Input:
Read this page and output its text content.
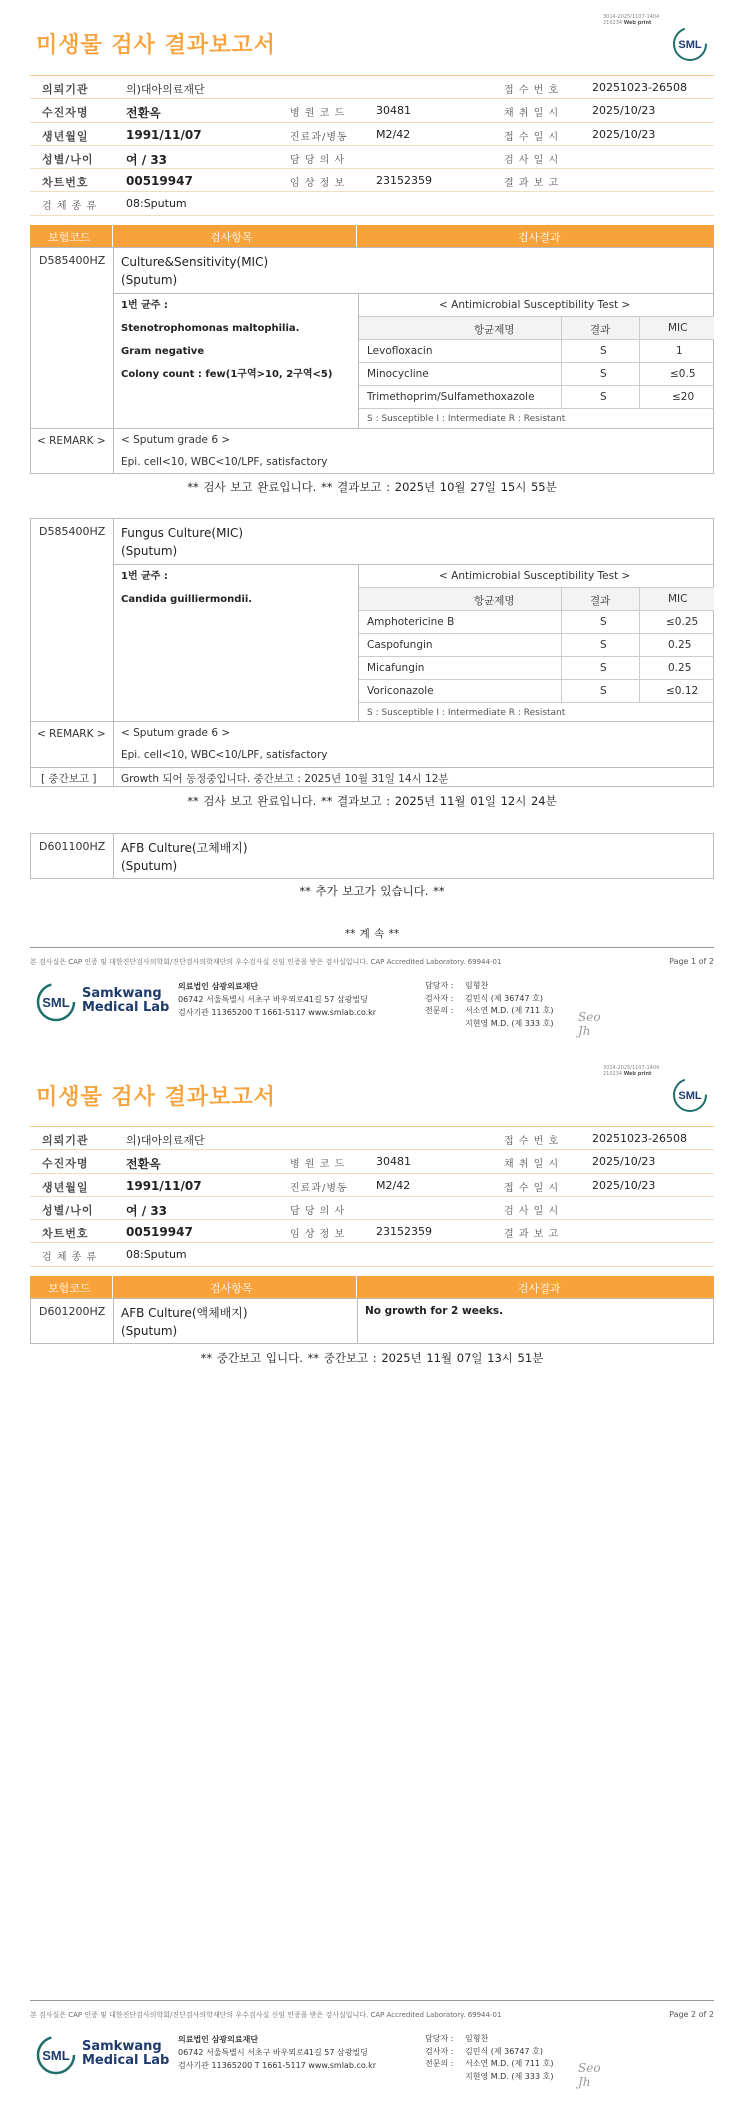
3014-2025/1107-1404
210234 Web print
SML
미생물 검사 결과보고서
의뢰기관	의)대아의료재단	접 수 번 호	20251023-26508
수진자명	전환옥	병 원 코 드	30481	채 취 일 시	2025/10/23
생년월일	1991/11/07	진료과/병동	M2/42	접 수 일 시	2025/10/23
성별/나이	여 / 33	담 당 의 사	검 사 일 시
차트번호	00519947	임 상 정 보	23152359	결 과 보 고
검 체 종 류	08:Sputum
보험코드	검사항목	검사결과
D585400HZ Culture&Sensitivity(MIC)
(Sputum)
1번 균주 :
Stenotrophomonas maltophilia.
Gram negative
Colony count : few(1구역>10, 2구역<5)
< Antimicrobial Susceptibility Test >
항균제명	결과	MIC
Levofloxacin	S	1
Minocycline	S	≤0.5
Trimethoprim/Sulfamethoxazole	S	≤20
S : Susceptible I : Intermediate R : Resistant
< REMARK > < Sputum grade 6 >
Epi. cell<10, WBC<10/LPF, satisfactory
** 검사 보고 완료입니다. ** 결과보고 : 2025년 10월 27일 15시 55분
D585400HZ Fungus Culture(MIC)
(Sputum)
1번 균주 :
Candida guilliermondii.
< Antimicrobial Susceptibility Test >
항균제명	결과	MIC
Amphotericine B	S	≤0.25
Caspofungin	S	0.25
Micafungin	S	0.25
Voriconazole	S	≤0.12
S : Susceptible I : Intermediate R : Resistant
< REMARK > < Sputum grade 6 >
Epi. cell<10, WBC<10/LPF, satisfactory
[ 중간보고 ] Growth 되어 동정중입니다. 중간보고 : 2025년 10월 31일 14시 12분
** 검사 보고 완료입니다. ** 결과보고 : 2025년 11월 01일 12시 24분
D601100HZ AFB Culture(고체배지)
(Sputum)
** 추가 보고가 있습니다. **
** 계 속 **
본 검사실은 CAP 인증 및 대한진단검사의학회/진단검사의학재단의 우수검사실 신임 인증을 받은 검사실입니다. CAP Accredited Laboratory. 69944-01	Page 1 of 2
SML
Samkwang
Medical Lab
의료법인 삼광의료재단
06742 서울특별시 서초구 바우뫼로41길 57 삼광빌딩
검사기관 11365200 T 1661-5117 www.smlab.co.kr
담당자 : 임형찬
검사자 : 김민식 (제 36747 호)
전문의 : 서소연 M.D. (제 711 호)
지현영 M.D. (제 333 호) Seo
Jh
3014-2025/1107-1404
210234 Web print
SML
미생물 검사 결과보고서
의뢰기관	의)대아의료재단	접 수 번 호	20251023-26508
수진자명	전환옥	병 원 코 드	30481	채 취 일 시	2025/10/23
생년월일	1991/11/07	진료과/병동	M2/42	접 수 일 시	2025/10/23
성별/나이	여 / 33	담 당 의 사	검 사 일 시
차트번호	00519947	임 상 정 보	23152359	결 과 보 고
검 체 종 류	08:Sputum
보험코드	검사항목	검사결과
D601200HZ AFB Culture(액체배지)
(Sputum)
No growth for 2 weeks.
** 중간보고 입니다. ** 중간보고 : 2025년 11월 07일 13시 51분
본 검사실은 CAP 인증 및 대한진단검사의학회/진단검사의학재단의 우수검사실 신임 인증을 받은 검사실입니다. CAP Accredited Laboratory. 69944-01	Page 2 of 2
SML
Samkwang
Medical Lab
의료법인 삼광의료재단
06742 서울특별시 서초구 바우뫼로41길 57 삼광빌딩
검사기관 11365200 T 1661-5117 www.smlab.co.kr
담당자 : 임형찬
검사자 : 김민식 (제 36747 호)
전문의 : 서소연 M.D. (제 711 호)
지현영 M.D. (제 333 호)
Seo
Jh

Task description:
Leave the pictures out and output the rest of the listing exactly.

Correct result:
Read this page and output its text content.
3014-2025/1107-1404
210234 Web print
SML
미생물 검사 결과보고서
의뢰기관	의)대아의료재단	접 수 번 호	20251023-26508
수진자명	전환옥	병 원 코 드	30481	채 취 일 시	2025/10/23
생년월일	1991/11/07	진료과/병동	M2/42	접 수 일 시	2025/10/23
성별/나이	여 / 33	담 당 의 사	검 사 일 시
차트번호	00519947	임 상 정 보	23152359	결 과 보 고
검 체 종 류	08:Sputum
보험코드	검사항목	검사결과
D585400HZ Culture&Sensitivity(MIC)
(Sputum)
1번 균주 :
Stenotrophomonas maltophilia.
Gram negative
Colony count : few(1구역>10, 2구역<5)
< Antimicrobial Susceptibility Test >
항균제명	결과	MIC
Levofloxacin	S	1
Minocycline	S	≤0.5
Trimethoprim/Sulfamethoxazole	S	≤20
S : Susceptible I : Intermediate R : Resistant
< REMARK > < Sputum grade 6 >
Epi. cell<10, WBC<10/LPF, satisfactory
** 검사 보고 완료입니다. ** 결과보고 : 2025년 10월 27일 15시 55분
D585400HZ Fungus Culture(MIC)
(Sputum)
1번 균주 :
Candida guilliermondii.
< Antimicrobial Susceptibility Test >
항균제명	결과	MIC
Amphotericine B	S	≤0.25
Caspofungin	S	0.25
Micafungin	S	0.25
Voriconazole	S	≤0.12
S : Susceptible I : Intermediate R : Resistant
< REMARK > < Sputum grade 6 >
Epi. cell<10, WBC<10/LPF, satisfactory
[ 중간보고 ] Growth 되어 동정중입니다. 중간보고 : 2025년 10월 31일 14시 12분
** 검사 보고 완료입니다. ** 결과보고 : 2025년 11월 01일 12시 24분
D601100HZ AFB Culture(고체배지)
(Sputum)
** 추가 보고가 있습니다. **
** 계 속 **
본 검사실은 CAP 인증 및 대한진단검사의학회/진단검사의학재단의 우수검사실 신임 인증을 받은 검사실입니다. CAP Accredited Laboratory. 69944-01	Page 1 of 2
SML
Samkwang
Medical Lab
의료법인 삼광의료재단
06742 서울특별시 서초구 바우뫼로41길 57 삼광빌딩
검사기관 11365200 T 1661-5117 www.smlab.co.kr
담당자 : 임형찬
검사자 : 김민식 (제 36747 호)
전문의 : 서소연 M.D. (제 711 호)
지현영 M.D. (제 333 호) Seo
Jh
3014-2025/1107-1404
210234 Web print
SML
미생물 검사 결과보고서
의뢰기관	의)대아의료재단	접 수 번 호	20251023-26508
수진자명	전환옥	병 원 코 드	30481	채 취 일 시	2025/10/23
생년월일	1991/11/07	진료과/병동	M2/42	접 수 일 시	2025/10/23
성별/나이	여 / 33	담 당 의 사	검 사 일 시
차트번호	00519947	임 상 정 보	23152359	결 과 보 고
검 체 종 류	08:Sputum
보험코드	검사항목	검사결과
D601200HZ AFB Culture(액체배지)
(Sputum)
No growth for 2 weeks.
** 중간보고 입니다. ** 중간보고 : 2025년 11월 07일 13시 51분
본 검사실은 CAP 인증 및 대한진단검사의학회/진단검사의학재단의 우수검사실 신임 인증을 받은 검사실입니다. CAP Accredited Laboratory. 69944-01	Page 2 of 2
SML
Samkwang
Medical Lab
의료법인 삼광의료재단
06742 서울특별시 서초구 바우뫼로41길 57 삼광빌딩
검사기관 11365200 T 1661-5117 www.smlab.co.kr
담당자 : 임형찬
검사자 : 김민식 (제 36747 호)
전문의 : 서소연 M.D. (제 711 호)
지현영 M.D. (제 333 호)
Seo
Jh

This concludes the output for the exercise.